Record set

★ ★ ★ ★

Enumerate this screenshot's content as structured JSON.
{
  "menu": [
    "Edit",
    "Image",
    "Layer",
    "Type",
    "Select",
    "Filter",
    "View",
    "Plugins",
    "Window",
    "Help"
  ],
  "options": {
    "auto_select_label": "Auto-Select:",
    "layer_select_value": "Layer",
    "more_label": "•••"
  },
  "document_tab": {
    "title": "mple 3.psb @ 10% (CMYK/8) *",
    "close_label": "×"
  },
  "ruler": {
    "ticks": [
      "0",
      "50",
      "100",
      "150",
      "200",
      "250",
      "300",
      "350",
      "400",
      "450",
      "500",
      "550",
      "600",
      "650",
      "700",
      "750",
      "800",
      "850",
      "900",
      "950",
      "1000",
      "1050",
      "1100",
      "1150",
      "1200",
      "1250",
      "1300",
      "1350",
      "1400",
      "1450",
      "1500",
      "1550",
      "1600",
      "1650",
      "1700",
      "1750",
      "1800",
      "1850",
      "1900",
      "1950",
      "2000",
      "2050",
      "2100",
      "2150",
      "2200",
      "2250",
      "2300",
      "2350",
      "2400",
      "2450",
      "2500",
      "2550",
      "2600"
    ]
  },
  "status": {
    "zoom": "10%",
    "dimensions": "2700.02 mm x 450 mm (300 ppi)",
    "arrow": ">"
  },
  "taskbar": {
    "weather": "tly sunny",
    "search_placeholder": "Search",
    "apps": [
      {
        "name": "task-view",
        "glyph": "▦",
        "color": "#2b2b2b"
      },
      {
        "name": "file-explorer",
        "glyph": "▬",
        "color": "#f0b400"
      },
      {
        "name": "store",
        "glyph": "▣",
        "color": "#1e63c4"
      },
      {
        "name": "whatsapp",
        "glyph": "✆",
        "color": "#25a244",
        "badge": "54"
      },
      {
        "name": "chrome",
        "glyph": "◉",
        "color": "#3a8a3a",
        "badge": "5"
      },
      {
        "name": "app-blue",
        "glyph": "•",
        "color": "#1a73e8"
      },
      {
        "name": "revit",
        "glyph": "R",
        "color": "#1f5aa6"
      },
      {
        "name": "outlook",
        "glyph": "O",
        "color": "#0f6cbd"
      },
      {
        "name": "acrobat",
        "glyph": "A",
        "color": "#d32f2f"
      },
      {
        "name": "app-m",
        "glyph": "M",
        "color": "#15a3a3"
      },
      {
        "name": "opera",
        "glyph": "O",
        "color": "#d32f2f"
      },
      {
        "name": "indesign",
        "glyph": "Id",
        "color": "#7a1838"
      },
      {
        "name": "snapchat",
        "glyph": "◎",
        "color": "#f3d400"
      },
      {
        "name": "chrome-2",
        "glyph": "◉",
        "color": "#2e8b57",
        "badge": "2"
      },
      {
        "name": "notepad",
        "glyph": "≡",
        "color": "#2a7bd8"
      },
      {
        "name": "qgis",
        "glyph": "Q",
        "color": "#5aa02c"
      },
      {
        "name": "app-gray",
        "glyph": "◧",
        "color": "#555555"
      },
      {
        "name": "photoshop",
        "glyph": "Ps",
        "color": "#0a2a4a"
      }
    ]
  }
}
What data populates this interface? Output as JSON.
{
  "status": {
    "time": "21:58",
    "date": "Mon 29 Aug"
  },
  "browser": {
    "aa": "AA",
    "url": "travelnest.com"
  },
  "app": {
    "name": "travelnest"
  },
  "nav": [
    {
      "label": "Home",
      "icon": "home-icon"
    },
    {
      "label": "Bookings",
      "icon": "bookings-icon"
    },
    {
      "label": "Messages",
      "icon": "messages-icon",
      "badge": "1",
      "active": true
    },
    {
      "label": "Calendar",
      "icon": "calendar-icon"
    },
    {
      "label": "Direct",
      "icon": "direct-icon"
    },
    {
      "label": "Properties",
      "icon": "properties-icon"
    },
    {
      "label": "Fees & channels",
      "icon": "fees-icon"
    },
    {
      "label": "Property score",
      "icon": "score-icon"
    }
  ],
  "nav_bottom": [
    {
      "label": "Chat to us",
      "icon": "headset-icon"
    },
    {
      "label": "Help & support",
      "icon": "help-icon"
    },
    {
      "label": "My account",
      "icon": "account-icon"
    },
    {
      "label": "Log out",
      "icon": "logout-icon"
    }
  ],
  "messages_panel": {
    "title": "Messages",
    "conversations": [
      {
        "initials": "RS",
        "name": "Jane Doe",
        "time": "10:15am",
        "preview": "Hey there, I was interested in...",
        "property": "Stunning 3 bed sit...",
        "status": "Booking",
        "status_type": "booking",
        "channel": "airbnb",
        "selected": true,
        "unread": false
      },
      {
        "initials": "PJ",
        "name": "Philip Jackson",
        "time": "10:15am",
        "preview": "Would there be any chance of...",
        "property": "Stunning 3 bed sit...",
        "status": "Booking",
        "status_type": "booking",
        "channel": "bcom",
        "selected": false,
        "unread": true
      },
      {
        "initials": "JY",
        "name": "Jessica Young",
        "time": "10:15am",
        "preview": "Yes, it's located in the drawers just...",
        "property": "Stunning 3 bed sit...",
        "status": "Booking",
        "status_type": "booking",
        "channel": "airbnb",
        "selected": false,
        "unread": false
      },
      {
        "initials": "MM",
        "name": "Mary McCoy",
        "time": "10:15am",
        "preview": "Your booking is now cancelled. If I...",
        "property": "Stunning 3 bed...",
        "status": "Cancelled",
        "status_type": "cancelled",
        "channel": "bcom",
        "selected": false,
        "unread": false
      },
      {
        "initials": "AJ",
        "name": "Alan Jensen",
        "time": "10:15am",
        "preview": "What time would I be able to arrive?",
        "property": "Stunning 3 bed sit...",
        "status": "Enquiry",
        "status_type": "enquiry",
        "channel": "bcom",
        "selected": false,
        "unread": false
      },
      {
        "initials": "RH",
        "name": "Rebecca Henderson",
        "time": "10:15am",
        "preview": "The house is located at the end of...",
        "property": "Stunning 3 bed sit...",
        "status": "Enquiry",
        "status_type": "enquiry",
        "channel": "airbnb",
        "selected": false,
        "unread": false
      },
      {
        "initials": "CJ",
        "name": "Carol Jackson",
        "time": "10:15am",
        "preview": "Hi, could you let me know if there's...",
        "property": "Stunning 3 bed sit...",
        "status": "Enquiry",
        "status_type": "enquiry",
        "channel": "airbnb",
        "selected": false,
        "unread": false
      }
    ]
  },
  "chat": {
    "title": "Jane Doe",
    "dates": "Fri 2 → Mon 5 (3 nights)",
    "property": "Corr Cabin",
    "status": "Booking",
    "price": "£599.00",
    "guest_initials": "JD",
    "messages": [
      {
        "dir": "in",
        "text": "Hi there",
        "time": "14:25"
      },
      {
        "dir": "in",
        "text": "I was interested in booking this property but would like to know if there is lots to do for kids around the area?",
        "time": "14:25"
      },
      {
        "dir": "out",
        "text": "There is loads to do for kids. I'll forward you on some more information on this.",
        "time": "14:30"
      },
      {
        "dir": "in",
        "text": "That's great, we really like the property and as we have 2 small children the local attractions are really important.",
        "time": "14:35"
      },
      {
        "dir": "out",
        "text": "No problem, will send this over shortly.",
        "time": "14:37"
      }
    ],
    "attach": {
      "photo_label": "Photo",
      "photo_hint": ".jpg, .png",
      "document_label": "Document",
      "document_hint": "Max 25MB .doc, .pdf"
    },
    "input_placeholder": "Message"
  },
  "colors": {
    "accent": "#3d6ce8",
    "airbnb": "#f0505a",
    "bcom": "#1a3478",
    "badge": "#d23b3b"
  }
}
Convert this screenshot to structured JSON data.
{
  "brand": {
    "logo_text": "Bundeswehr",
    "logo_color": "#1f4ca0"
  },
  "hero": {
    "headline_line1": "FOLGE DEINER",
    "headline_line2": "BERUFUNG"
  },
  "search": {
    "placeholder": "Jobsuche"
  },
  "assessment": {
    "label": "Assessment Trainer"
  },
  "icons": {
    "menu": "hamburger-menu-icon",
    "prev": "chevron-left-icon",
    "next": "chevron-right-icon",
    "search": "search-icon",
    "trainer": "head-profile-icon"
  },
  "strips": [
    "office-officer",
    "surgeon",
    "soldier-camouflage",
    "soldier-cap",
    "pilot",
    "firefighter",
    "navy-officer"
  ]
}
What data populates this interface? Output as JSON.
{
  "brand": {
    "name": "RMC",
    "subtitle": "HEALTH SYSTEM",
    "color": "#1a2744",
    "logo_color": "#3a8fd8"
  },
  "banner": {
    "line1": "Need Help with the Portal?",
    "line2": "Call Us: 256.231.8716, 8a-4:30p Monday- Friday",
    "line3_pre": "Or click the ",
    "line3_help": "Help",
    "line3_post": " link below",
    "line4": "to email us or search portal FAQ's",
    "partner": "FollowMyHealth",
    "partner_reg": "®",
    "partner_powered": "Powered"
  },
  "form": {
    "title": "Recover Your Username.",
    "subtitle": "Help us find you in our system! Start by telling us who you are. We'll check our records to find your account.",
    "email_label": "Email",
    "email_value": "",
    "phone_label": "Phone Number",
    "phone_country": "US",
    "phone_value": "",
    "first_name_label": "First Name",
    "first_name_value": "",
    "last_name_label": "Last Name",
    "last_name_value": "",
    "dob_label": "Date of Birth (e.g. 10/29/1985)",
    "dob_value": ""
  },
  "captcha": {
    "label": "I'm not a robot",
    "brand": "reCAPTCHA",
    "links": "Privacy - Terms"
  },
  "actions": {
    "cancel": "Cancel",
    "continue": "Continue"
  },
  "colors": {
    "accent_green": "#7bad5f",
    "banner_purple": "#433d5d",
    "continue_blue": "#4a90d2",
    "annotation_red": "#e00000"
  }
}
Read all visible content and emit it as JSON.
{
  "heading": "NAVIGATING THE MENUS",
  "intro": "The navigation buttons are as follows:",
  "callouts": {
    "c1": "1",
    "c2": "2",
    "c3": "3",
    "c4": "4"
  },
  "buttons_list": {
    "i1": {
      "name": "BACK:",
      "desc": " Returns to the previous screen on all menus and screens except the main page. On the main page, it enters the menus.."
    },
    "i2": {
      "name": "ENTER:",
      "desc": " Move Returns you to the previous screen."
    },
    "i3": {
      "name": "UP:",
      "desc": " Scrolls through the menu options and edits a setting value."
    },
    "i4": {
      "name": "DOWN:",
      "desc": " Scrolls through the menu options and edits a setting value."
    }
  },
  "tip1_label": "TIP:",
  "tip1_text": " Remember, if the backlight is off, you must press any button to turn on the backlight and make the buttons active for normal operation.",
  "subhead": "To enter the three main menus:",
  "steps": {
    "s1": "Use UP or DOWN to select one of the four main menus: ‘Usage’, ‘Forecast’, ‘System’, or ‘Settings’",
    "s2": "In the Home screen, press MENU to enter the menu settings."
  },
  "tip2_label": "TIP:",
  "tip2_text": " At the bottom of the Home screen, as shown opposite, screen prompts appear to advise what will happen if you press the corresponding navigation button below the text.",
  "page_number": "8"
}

★ ★ ★ ★

Task statement
From the entries above, select each line containing the string "structured".

Exercise output
Enumerate this screenshot's content as structured JSON.
Convert this screenshot to structured JSON data.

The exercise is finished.